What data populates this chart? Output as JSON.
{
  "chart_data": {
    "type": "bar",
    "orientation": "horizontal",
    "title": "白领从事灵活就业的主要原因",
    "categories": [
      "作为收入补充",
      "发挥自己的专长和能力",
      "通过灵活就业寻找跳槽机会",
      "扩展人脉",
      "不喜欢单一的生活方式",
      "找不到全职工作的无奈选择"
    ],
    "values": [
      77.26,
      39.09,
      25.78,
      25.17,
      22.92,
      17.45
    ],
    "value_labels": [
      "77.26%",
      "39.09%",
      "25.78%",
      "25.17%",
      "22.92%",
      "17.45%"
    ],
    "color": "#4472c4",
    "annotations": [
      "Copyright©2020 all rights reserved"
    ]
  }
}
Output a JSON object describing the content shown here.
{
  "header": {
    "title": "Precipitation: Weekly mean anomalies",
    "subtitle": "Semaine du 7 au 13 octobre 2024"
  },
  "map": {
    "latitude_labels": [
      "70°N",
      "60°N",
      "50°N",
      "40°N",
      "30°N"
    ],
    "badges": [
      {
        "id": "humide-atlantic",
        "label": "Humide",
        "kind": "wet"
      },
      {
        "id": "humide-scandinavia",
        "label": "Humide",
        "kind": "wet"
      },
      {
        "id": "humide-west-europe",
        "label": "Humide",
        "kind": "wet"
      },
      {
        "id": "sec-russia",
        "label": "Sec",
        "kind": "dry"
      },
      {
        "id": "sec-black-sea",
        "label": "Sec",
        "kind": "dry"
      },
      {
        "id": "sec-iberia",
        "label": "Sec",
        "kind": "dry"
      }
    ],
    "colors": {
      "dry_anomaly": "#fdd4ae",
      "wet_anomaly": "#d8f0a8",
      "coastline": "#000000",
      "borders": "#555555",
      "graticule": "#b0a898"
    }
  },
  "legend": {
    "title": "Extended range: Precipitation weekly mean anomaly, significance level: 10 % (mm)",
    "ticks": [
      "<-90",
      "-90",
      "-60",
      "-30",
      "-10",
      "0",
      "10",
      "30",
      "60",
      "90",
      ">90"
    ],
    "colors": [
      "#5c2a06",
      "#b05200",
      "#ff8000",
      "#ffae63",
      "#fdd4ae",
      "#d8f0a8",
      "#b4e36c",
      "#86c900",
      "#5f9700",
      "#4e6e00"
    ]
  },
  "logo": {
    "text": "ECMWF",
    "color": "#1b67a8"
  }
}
☆ ☆ ☆ ☆ ☆ ☆ ☆
What the task requires => From the records above, extract each line exactly as shown.

Full answer =>
What data populates this chart? Output as JSON.
{
  "chart_data": {
    "type": "bar",
    "orientation": "horizontal",
    "title": "白领从事灵活就业的主要原因",
    "categories": [
      "作为收入补充",
      "发挥自己的专长和能力",
      "通过灵活就业寻找跳槽机会",
      "扩展人脉",
      "不喜欢单一的生活方式",
      "找不到全职工作的无奈选择"
    ],
    "values": [
      77.26,
      39.09,
      25.78,
      25.17,
      22.92,
      17.45
    ],
    "value_labels": [
      "77.26%",
      "39.09%",
      "25.78%",
      "25.17%",
      "22.92%",
      "17.45%"
    ],
    "color": "#4472c4",
    "annotations": [
      "Copyright©2020 all rights reserved"
    ]
  }
}
Output a JSON object describing the content shown here.
{
  "header": {
    "title": "Precipitation: Weekly mean anomalies",
    "subtitle": "Semaine du 7 au 13 octobre 2024"
  },
  "map": {
    "latitude_labels": [
      "70°N",
      "60°N",
      "50°N",
      "40°N",
      "30°N"
    ],
    "badges": [
      {
        "id": "humide-atlantic",
        "label": "Humide",
        "kind": "wet"
      },
      {
        "id": "humide-scandinavia",
        "label": "Humide",
        "kind": "wet"
      },
      {
        "id": "humide-west-europe",
        "label": "Humide",
        "kind": "wet"
      },
      {
        "id": "sec-russia",
        "label": "Sec",
        "kind": "dry"
      },
      {
        "id": "sec-black-sea",
        "label": "Sec",
        "kind": "dry"
      },
      {
        "id": "sec-iberia",
        "label": "Sec",
        "kind": "dry"
      }
    ],
    "colors": {
      "dry_anomaly": "#fdd4ae",
      "wet_anomaly": "#d8f0a8",
      "coastline": "#000000",
      "borders": "#555555",
      "graticule": "#b0a898"
    }
  },
  "legend": {
    "title": "Extended range: Precipitation weekly mean anomaly, significance level: 10 % (mm)",
    "ticks": [
      "<-90",
      "-90",
      "-60",
      "-30",
      "-10",
      "0",
      "10",
      "30",
      "60",
      "90",
      ">90"
    ],
    "colors": [
      "#5c2a06",
      "#b05200",
      "#ff8000",
      "#ffae63",
      "#fdd4ae",
      "#d8f0a8",
      "#b4e36c",
      "#86c900",
      "#5f9700",
      "#4e6e00"
    ]
  },
  "logo": {
    "text": "ECMWF",
    "color": "#1b67a8"
  }
}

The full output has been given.